» GIVEN PROBLEM: Identify each line below that contains the word "Lüfters", and copy it out.

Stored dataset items
※ ※ ※
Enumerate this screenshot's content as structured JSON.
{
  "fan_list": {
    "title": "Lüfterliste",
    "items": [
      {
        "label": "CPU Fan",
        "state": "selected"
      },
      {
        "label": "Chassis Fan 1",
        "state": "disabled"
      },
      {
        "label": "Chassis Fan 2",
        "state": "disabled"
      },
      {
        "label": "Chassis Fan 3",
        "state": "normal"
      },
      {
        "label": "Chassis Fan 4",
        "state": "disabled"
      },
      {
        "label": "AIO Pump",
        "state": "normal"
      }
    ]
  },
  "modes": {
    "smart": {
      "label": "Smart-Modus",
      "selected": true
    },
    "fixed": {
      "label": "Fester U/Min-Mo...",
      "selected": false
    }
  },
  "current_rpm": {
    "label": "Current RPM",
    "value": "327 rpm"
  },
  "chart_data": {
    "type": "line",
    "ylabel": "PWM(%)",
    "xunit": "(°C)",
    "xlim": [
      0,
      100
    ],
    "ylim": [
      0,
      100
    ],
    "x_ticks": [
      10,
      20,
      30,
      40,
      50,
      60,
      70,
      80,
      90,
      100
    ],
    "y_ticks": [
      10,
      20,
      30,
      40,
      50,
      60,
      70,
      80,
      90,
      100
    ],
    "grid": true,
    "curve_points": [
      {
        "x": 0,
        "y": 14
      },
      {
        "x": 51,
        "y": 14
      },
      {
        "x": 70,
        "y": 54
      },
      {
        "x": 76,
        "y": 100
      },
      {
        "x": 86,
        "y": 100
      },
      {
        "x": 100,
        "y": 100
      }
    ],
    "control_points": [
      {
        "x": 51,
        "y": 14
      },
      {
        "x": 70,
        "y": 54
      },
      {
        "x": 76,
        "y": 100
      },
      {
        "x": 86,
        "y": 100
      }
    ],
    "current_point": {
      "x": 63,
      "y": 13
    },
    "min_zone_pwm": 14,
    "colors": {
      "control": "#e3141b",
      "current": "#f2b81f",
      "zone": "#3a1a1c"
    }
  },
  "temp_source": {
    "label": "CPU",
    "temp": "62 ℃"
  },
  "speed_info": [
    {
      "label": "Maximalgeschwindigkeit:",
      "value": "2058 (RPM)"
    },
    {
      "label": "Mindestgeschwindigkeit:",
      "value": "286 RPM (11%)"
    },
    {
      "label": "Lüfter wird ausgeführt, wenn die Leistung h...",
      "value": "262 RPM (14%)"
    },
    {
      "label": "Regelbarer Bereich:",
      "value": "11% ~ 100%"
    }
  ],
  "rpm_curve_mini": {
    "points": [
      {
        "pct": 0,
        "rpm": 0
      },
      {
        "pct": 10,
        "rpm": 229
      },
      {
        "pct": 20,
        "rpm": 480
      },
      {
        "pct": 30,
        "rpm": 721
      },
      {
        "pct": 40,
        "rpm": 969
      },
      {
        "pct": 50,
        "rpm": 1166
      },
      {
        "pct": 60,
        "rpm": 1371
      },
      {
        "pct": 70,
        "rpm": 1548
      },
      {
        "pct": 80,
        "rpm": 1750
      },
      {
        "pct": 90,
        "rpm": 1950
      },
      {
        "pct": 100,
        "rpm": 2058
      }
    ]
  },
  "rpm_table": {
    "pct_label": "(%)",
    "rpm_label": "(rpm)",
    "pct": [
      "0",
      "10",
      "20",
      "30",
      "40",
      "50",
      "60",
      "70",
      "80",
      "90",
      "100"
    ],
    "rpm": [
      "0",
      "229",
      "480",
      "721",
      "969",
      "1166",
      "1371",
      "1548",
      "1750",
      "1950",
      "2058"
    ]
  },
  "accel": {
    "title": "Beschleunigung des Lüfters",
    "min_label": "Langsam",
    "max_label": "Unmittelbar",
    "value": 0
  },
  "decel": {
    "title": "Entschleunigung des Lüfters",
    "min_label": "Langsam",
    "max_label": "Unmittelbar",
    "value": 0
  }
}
※ ※ ※
» OUTPUT FOR THIS TASK:
    "title": "Beschleunigung des Lüfters",
    "title": "Entschleunigung des Lüfters",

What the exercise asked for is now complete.